-- start Material provided --

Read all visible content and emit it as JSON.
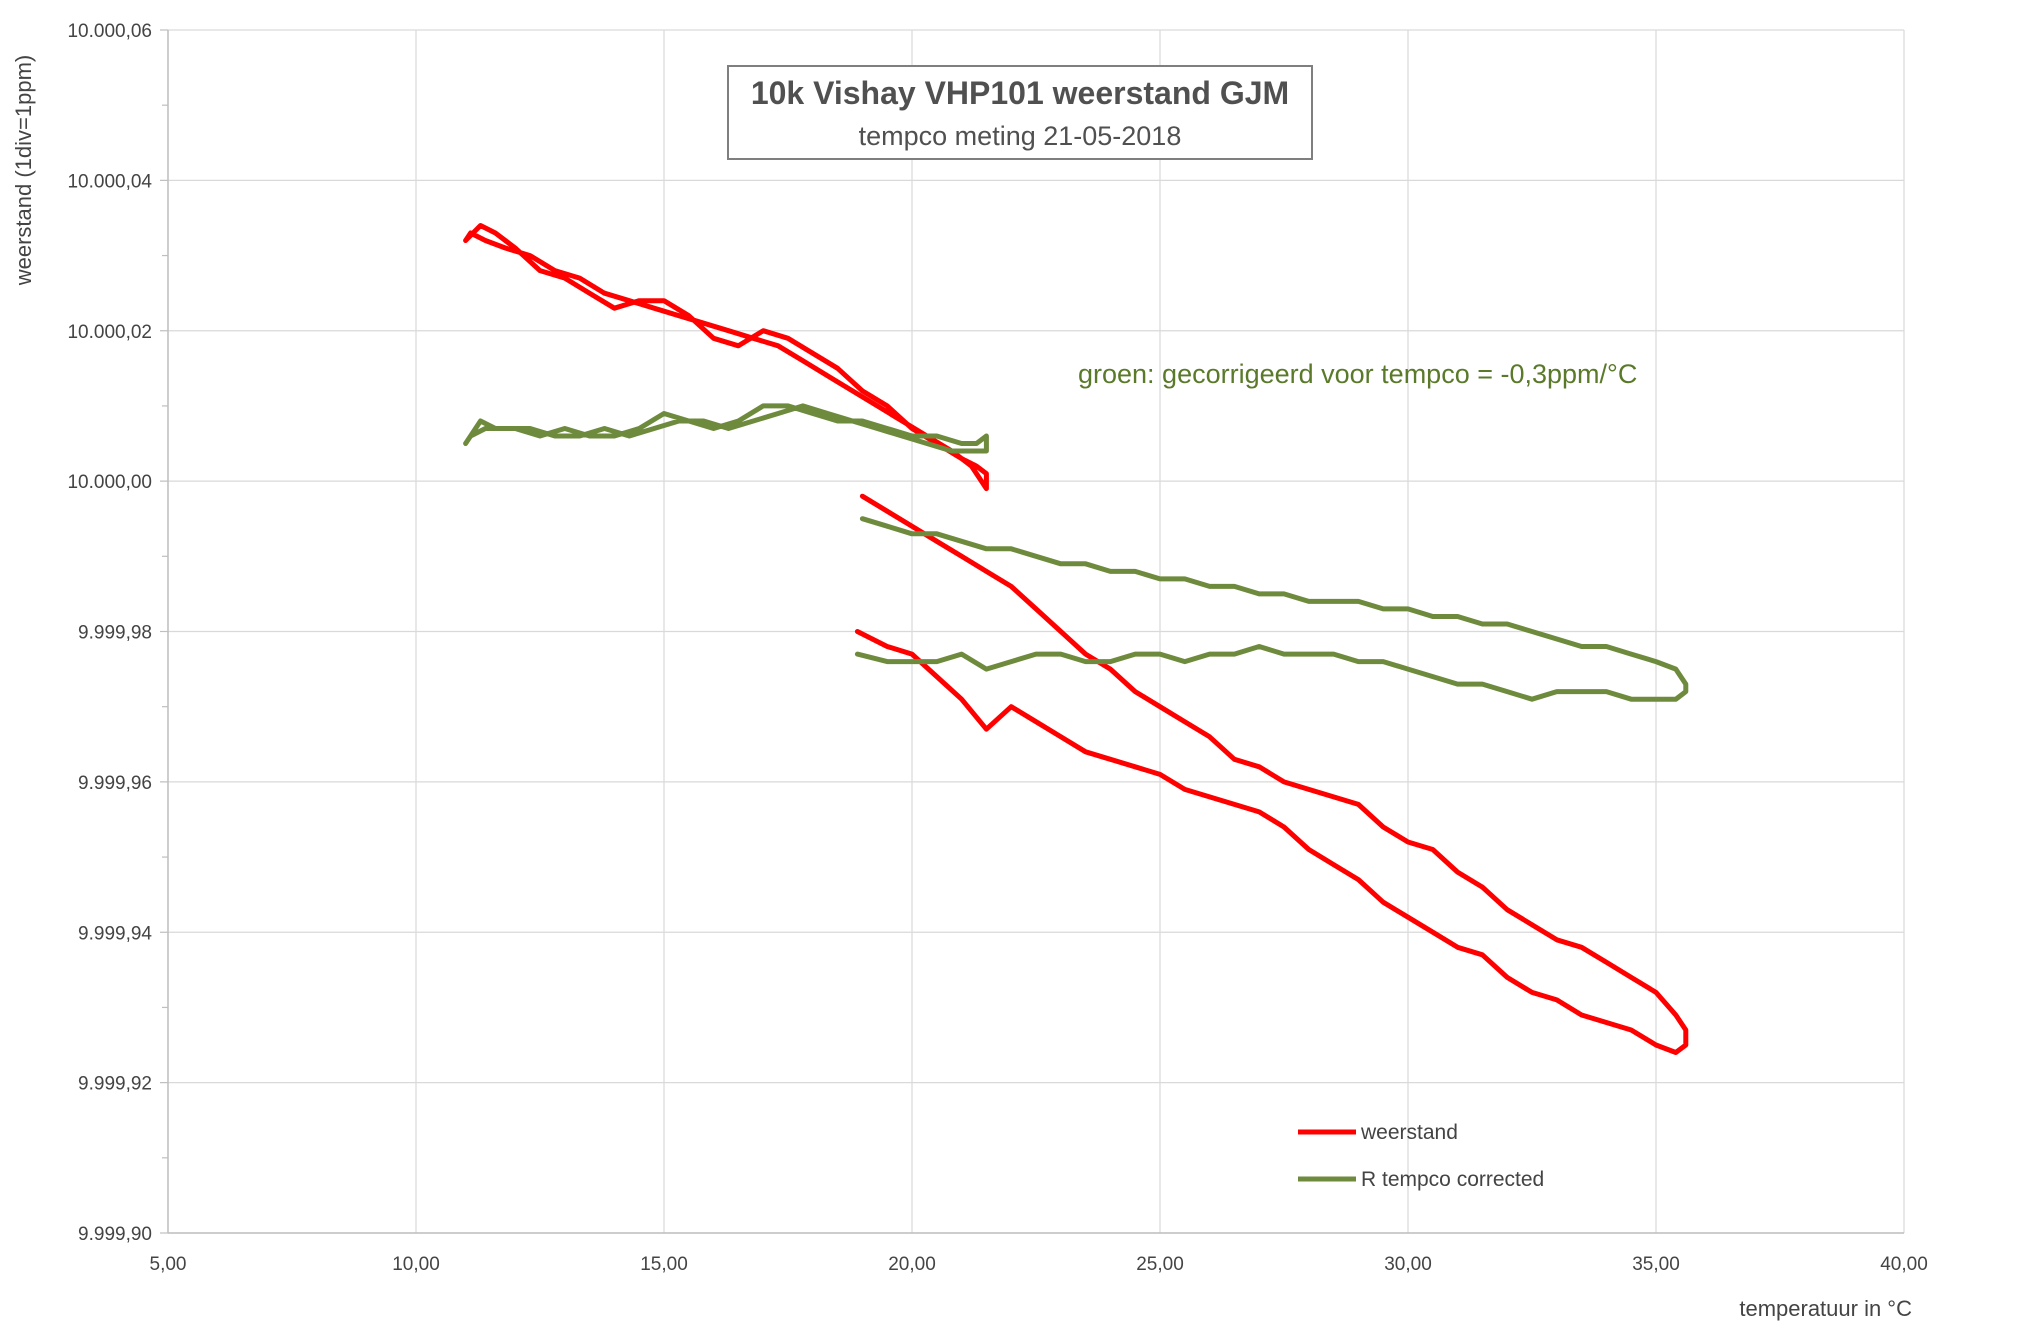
{
  "chart_data": {
    "type": "line",
    "title": "10k Vishay VHP101 weerstand GJM",
    "subtitle": "tempco meting 21-05-2018",
    "xlabel": "temperatuur in °C",
    "ylabel": "weerstand (1div=1ppm)",
    "annotation": "groen: gecorrigeerd voor tempco = -0,3ppm/°C",
    "xlim": [
      5,
      40
    ],
    "ylim": [
      9999.9,
      10000.06
    ],
    "x_ticks": [
      "5,00",
      "10,00",
      "15,00",
      "20,00",
      "25,00",
      "30,00",
      "35,00",
      "40,00"
    ],
    "y_ticks": [
      "9.999,90",
      "9.999,92",
      "9.999,94",
      "9.999,96",
      "9.999,98",
      "10.000,00",
      "10.000,02",
      "10.000,04",
      "10.000,06"
    ],
    "grid": true,
    "legend_position": "bottom-right",
    "series": [
      {
        "name": "weerstand",
        "color": "#ff0000",
        "x": [
          11.0,
          11.3,
          11.6,
          12.0,
          12.5,
          13.0,
          13.5,
          14.0,
          14.5,
          15.0,
          15.5,
          16.0,
          16.5,
          17.0,
          17.5,
          18.0,
          18.5,
          19.0,
          19.5,
          20.0,
          20.5,
          21.0,
          21.3,
          21.5,
          21.5,
          21.2,
          20.8,
          20.3,
          19.8,
          19.3,
          18.8,
          18.3,
          17.8,
          17.3,
          16.8,
          16.3,
          15.8,
          15.3,
          14.8,
          14.3,
          13.8,
          13.3,
          12.8,
          12.3,
          11.8,
          11.4,
          11.1,
          11.0,
          18.9,
          19.5,
          20.0,
          20.5,
          21.0,
          21.5,
          22.0,
          22.5,
          23.0,
          23.5,
          24.0,
          24.5,
          25.0,
          25.5,
          26.0,
          26.5,
          27.0,
          27.5,
          28.0,
          28.5,
          29.0,
          29.5,
          30.0,
          30.5,
          31.0,
          31.5,
          32.0,
          32.5,
          33.0,
          33.5,
          34.0,
          34.5,
          35.0,
          35.4,
          35.6,
          35.6,
          35.4,
          35.0,
          34.5,
          34.0,
          33.5,
          33.0,
          32.5,
          32.0,
          31.5,
          31.0,
          30.5,
          30.0,
          29.5,
          29.0,
          28.5,
          28.0,
          27.5,
          27.0,
          26.5,
          26.0,
          25.5,
          25.0,
          24.5,
          24.0,
          23.5,
          23.0,
          22.5,
          22.0,
          21.5,
          21.0,
          20.5,
          20.0,
          19.5,
          19.0
        ],
        "y": [
          10000.032,
          10000.034,
          10000.033,
          10000.031,
          10000.028,
          10000.027,
          10000.025,
          10000.023,
          10000.024,
          10000.024,
          10000.022,
          10000.019,
          10000.018,
          10000.02,
          10000.019,
          10000.017,
          10000.015,
          10000.012,
          10000.01,
          10000.007,
          10000.005,
          10000.003,
          10000.002,
          10000.001,
          9999.999,
          10000.002,
          10000.004,
          10000.006,
          10000.008,
          10000.01,
          10000.012,
          10000.014,
          10000.016,
          10000.018,
          10000.019,
          10000.02,
          10000.021,
          10000.022,
          10000.023,
          10000.024,
          10000.025,
          10000.027,
          10000.028,
          10000.03,
          10000.031,
          10000.032,
          10000.033,
          10000.032,
          9999.98,
          9999.978,
          9999.977,
          9999.974,
          9999.971,
          9999.967,
          9999.97,
          9999.968,
          9999.966,
          9999.964,
          9999.963,
          9999.962,
          9999.961,
          9999.959,
          9999.958,
          9999.957,
          9999.956,
          9999.954,
          9999.951,
          9999.949,
          9999.947,
          9999.944,
          9999.942,
          9999.94,
          9999.938,
          9999.937,
          9999.934,
          9999.932,
          9999.931,
          9999.929,
          9999.928,
          9999.927,
          9999.925,
          9999.924,
          9999.925,
          9999.927,
          9999.929,
          9999.932,
          9999.934,
          9999.936,
          9999.938,
          9999.939,
          9999.941,
          9999.943,
          9999.946,
          9999.948,
          9999.951,
          9999.952,
          9999.954,
          9999.957,
          9999.958,
          9999.959,
          9999.96,
          9999.962,
          9999.963,
          9999.966,
          9999.968,
          9999.97,
          9999.972,
          9999.975,
          9999.977,
          9999.98,
          9999.983,
          9999.986,
          9999.988,
          9999.99,
          9999.992,
          9999.994,
          9999.996,
          9999.998
        ]
      },
      {
        "name": "R tempco corrected",
        "color": "#6e8b3d",
        "x": [
          11.0,
          11.3,
          11.6,
          12.0,
          12.5,
          13.0,
          13.5,
          14.0,
          14.5,
          15.0,
          15.5,
          16.0,
          16.5,
          17.0,
          17.5,
          18.0,
          18.5,
          19.0,
          19.5,
          20.0,
          20.5,
          21.0,
          21.3,
          21.5,
          21.5,
          21.2,
          20.8,
          20.3,
          19.8,
          19.3,
          18.8,
          18.3,
          17.8,
          17.3,
          16.8,
          16.3,
          15.8,
          15.3,
          14.8,
          14.3,
          13.8,
          13.3,
          12.8,
          12.3,
          11.8,
          11.4,
          11.1,
          11.0,
          18.9,
          19.5,
          20.0,
          20.5,
          21.0,
          21.5,
          22.0,
          22.5,
          23.0,
          23.5,
          24.0,
          24.5,
          25.0,
          25.5,
          26.0,
          26.5,
          27.0,
          27.5,
          28.0,
          28.5,
          29.0,
          29.5,
          30.0,
          30.5,
          31.0,
          31.5,
          32.0,
          32.5,
          33.0,
          33.5,
          34.0,
          34.5,
          35.0,
          35.4,
          35.6,
          35.6,
          35.4,
          35.0,
          34.5,
          34.0,
          33.5,
          33.0,
          32.5,
          32.0,
          31.5,
          31.0,
          30.5,
          30.0,
          29.5,
          29.0,
          28.5,
          28.0,
          27.5,
          27.0,
          26.5,
          26.0,
          25.5,
          25.0,
          24.5,
          24.0,
          23.5,
          23.0,
          22.5,
          22.0,
          21.5,
          21.0,
          20.5,
          20.0,
          19.5,
          19.0
        ],
        "y": [
          10000.005,
          10000.008,
          10000.007,
          10000.007,
          10000.006,
          10000.007,
          10000.006,
          10000.006,
          10000.007,
          10000.009,
          10000.008,
          10000.007,
          10000.008,
          10000.01,
          10000.01,
          10000.009,
          10000.008,
          10000.008,
          10000.007,
          10000.006,
          10000.006,
          10000.005,
          10000.005,
          10000.006,
          10000.004,
          10000.004,
          10000.004,
          10000.005,
          10000.006,
          10000.007,
          10000.008,
          10000.009,
          10000.01,
          10000.009,
          10000.008,
          10000.007,
          10000.008,
          10000.008,
          10000.007,
          10000.006,
          10000.007,
          10000.006,
          10000.006,
          10000.007,
          10000.007,
          10000.007,
          10000.006,
          10000.005,
          9999.977,
          9999.976,
          9999.976,
          9999.976,
          9999.977,
          9999.975,
          9999.976,
          9999.977,
          9999.977,
          9999.976,
          9999.976,
          9999.977,
          9999.977,
          9999.976,
          9999.977,
          9999.977,
          9999.978,
          9999.977,
          9999.977,
          9999.977,
          9999.976,
          9999.976,
          9999.975,
          9999.974,
          9999.973,
          9999.973,
          9999.972,
          9999.971,
          9999.972,
          9999.972,
          9999.972,
          9999.971,
          9999.971,
          9999.971,
          9999.972,
          9999.973,
          9999.975,
          9999.976,
          9999.977,
          9999.978,
          9999.978,
          9999.979,
          9999.98,
          9999.981,
          9999.981,
          9999.982,
          9999.982,
          9999.983,
          9999.983,
          9999.984,
          9999.984,
          9999.984,
          9999.985,
          9999.985,
          9999.986,
          9999.986,
          9999.987,
          9999.987,
          9999.988,
          9999.988,
          9999.989,
          9999.989,
          9999.99,
          9999.991,
          9999.991,
          9999.992,
          9999.993,
          9999.993,
          9999.994,
          9999.995
        ]
      }
    ]
  }
}
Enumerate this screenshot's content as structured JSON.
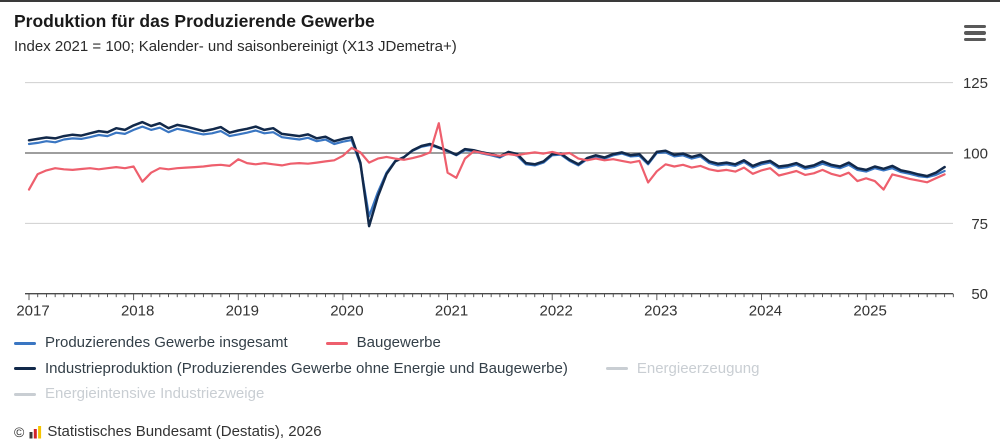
{
  "header": {
    "title": "Produktion für das Produzierende Gewerbe",
    "subtitle": "Index 2021 = 100; Kalender- und saisonbereinigt (X13 JDemetra+)"
  },
  "colors": {
    "accent_blue": "#3a76c2",
    "accent_navy": "#12294a",
    "accent_red": "#ee5f6d",
    "disabled_gray": "#c9ced3",
    "gridline_light": "#cfcfcf",
    "gridline_ref": "#7f7f7f",
    "axis": "#4a4a4a",
    "tick_label": "#333333"
  },
  "chart_data": {
    "type": "line",
    "title": "Produktion für das Produzierende Gewerbe",
    "subtitle": "Index 2021 = 100; Kalender- und saisonbereinigt (X13 JDemetra+)",
    "x_start": "2017-01",
    "x_end": "2025-10",
    "x_unit": "month",
    "x_tick_years": [
      "2017",
      "2018",
      "2019",
      "2020",
      "2021",
      "2022",
      "2023",
      "2024",
      "2025"
    ],
    "y_ticks": [
      50,
      75,
      100,
      125
    ],
    "ylim": [
      50,
      135
    ],
    "y_axis_side": "right",
    "reference_line": 100,
    "grid": "horizontal",
    "legend_position": "bottom",
    "series": [
      {
        "name": "Produzierendes Gewerbe insgesamt",
        "color": "#3a76c2",
        "visible": true,
        "values": [
          103.2,
          103.6,
          104.2,
          103.8,
          104.8,
          105.2,
          105.0,
          105.6,
          106.4,
          106.0,
          107.2,
          106.8,
          108.2,
          109.4,
          108.2,
          109.0,
          107.4,
          108.6,
          108.0,
          107.2,
          106.6,
          107.0,
          107.8,
          106.0,
          106.6,
          107.2,
          108.0,
          107.0,
          107.4,
          105.6,
          105.2,
          104.8,
          105.4,
          104.2,
          104.8,
          103.2,
          104.0,
          104.6,
          96.0,
          77.5,
          86.0,
          93.0,
          97.2,
          98.6,
          100.8,
          102.2,
          102.8,
          101.8,
          100.6,
          99.2,
          101.0,
          100.6,
          99.8,
          99.2,
          98.4,
          100.0,
          99.0,
          96.0,
          95.6,
          96.6,
          99.2,
          99.4,
          97.2,
          95.6,
          97.8,
          98.8,
          98.0,
          99.2,
          99.8,
          98.8,
          99.0,
          96.0,
          100.0,
          100.2,
          98.8,
          99.2,
          98.0,
          98.8,
          96.4,
          95.6,
          96.0,
          95.4,
          96.8,
          94.8,
          96.0,
          96.6,
          94.6,
          95.0,
          95.8,
          94.4,
          95.0,
          96.2,
          95.2,
          94.6,
          95.8,
          94.0,
          93.4,
          94.6,
          93.8,
          94.6,
          93.2,
          92.6,
          91.8,
          91.4,
          92.2,
          93.6
        ]
      },
      {
        "name": "Industrieproduktion (Produzierendes Gewerbe ohne Energie und Baugewerbe)",
        "color": "#12294a",
        "visible": true,
        "values": [
          104.5,
          105.0,
          105.5,
          105.2,
          106.0,
          106.5,
          106.2,
          107.0,
          107.8,
          107.4,
          108.8,
          108.2,
          109.8,
          111.0,
          109.6,
          110.6,
          108.8,
          110.0,
          109.4,
          108.6,
          107.8,
          108.4,
          109.2,
          107.2,
          108.0,
          108.6,
          109.4,
          108.2,
          108.8,
          106.8,
          106.4,
          106.0,
          106.6,
          105.2,
          105.8,
          104.2,
          105.0,
          105.6,
          96.5,
          74.0,
          84.5,
          92.5,
          97.0,
          98.5,
          101.0,
          102.5,
          103.2,
          102.0,
          100.8,
          99.4,
          101.4,
          101.0,
          100.2,
          99.6,
          98.8,
          100.4,
          99.6,
          96.4,
          96.0,
          97.0,
          99.6,
          99.8,
          97.6,
          96.0,
          98.2,
          99.2,
          98.4,
          99.6,
          100.2,
          99.2,
          99.6,
          96.4,
          100.4,
          100.8,
          99.4,
          99.8,
          98.6,
          99.4,
          97.0,
          96.2,
          96.6,
          96.0,
          97.4,
          95.4,
          96.6,
          97.2,
          95.2,
          95.6,
          96.4,
          95.0,
          95.6,
          97.0,
          95.8,
          95.2,
          96.6,
          94.6,
          94.0,
          95.2,
          94.4,
          95.4,
          93.8,
          93.2,
          92.4,
          91.8,
          93.0,
          95.0
        ]
      },
      {
        "name": "Baugewerbe",
        "color": "#ee5f6d",
        "visible": true,
        "values": [
          87.0,
          92.5,
          93.8,
          94.6,
          94.2,
          94.0,
          94.3,
          94.6,
          94.2,
          94.6,
          95.0,
          94.6,
          95.2,
          89.8,
          93.0,
          94.6,
          94.2,
          94.6,
          94.8,
          95.0,
          95.2,
          95.6,
          95.8,
          95.4,
          97.8,
          96.4,
          96.0,
          96.4,
          96.0,
          95.6,
          96.2,
          96.4,
          96.2,
          96.6,
          97.0,
          97.4,
          99.0,
          101.8,
          100.2,
          96.6,
          98.0,
          98.6,
          98.0,
          97.6,
          98.2,
          99.0,
          100.2,
          110.6,
          93.0,
          91.2,
          98.0,
          100.6,
          100.0,
          99.4,
          99.0,
          99.6,
          99.2,
          99.8,
          100.2,
          99.8,
          100.4,
          99.6,
          100.0,
          98.0,
          97.4,
          98.0,
          97.4,
          97.8,
          97.2,
          96.6,
          97.2,
          89.5,
          93.5,
          96.0,
          95.2,
          95.8,
          94.8,
          95.4,
          94.2,
          93.6,
          94.0,
          93.4,
          94.8,
          92.6,
          93.8,
          94.6,
          92.0,
          92.8,
          93.6,
          92.2,
          92.8,
          94.0,
          92.6,
          91.8,
          93.0,
          90.0,
          91.0,
          90.0,
          87.0,
          92.4,
          91.6,
          90.8,
          90.2,
          89.6,
          91.0,
          92.4
        ]
      },
      {
        "name": "Energieerzeugung",
        "color": "#c9ced3",
        "visible": false
      },
      {
        "name": "Energieintensive Industriezweige",
        "color": "#c9ced3",
        "visible": false
      }
    ]
  },
  "legend": {
    "items": [
      {
        "label": "Produzierendes Gewerbe insgesamt",
        "color": "#3a76c2",
        "enabled": true
      },
      {
        "label": "Baugewerbe",
        "color": "#ee5f6d",
        "enabled": true
      },
      {
        "label": "Industrieproduktion (Produzierendes Gewerbe ohne Energie und Baugewerbe)",
        "color": "#12294a",
        "enabled": true
      },
      {
        "label": "Energieerzeugung",
        "color": "#c9ced3",
        "enabled": false
      },
      {
        "label": "Energieintensive Industriezweige",
        "color": "#c9ced3",
        "enabled": false
      }
    ]
  },
  "footer": {
    "copyright": "©",
    "source_text": "Statistisches Bundesamt (Destatis), 2026",
    "logo": "destatis-bar-chart-icon"
  }
}
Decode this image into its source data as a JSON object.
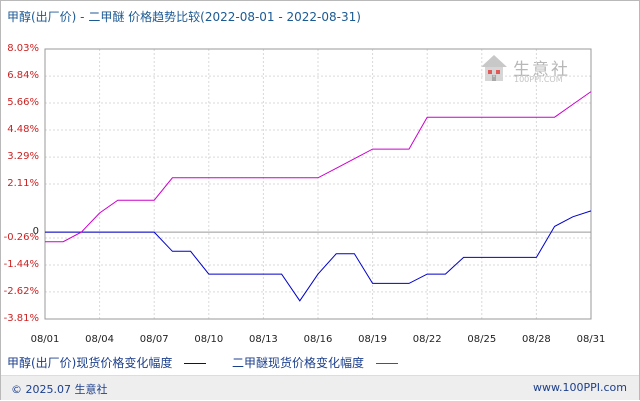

-- end Material provided --

**Direction**. Among the lines above, determine how many hold the word "Industriezweige"; report the figure alone.

**Problem solution**. 2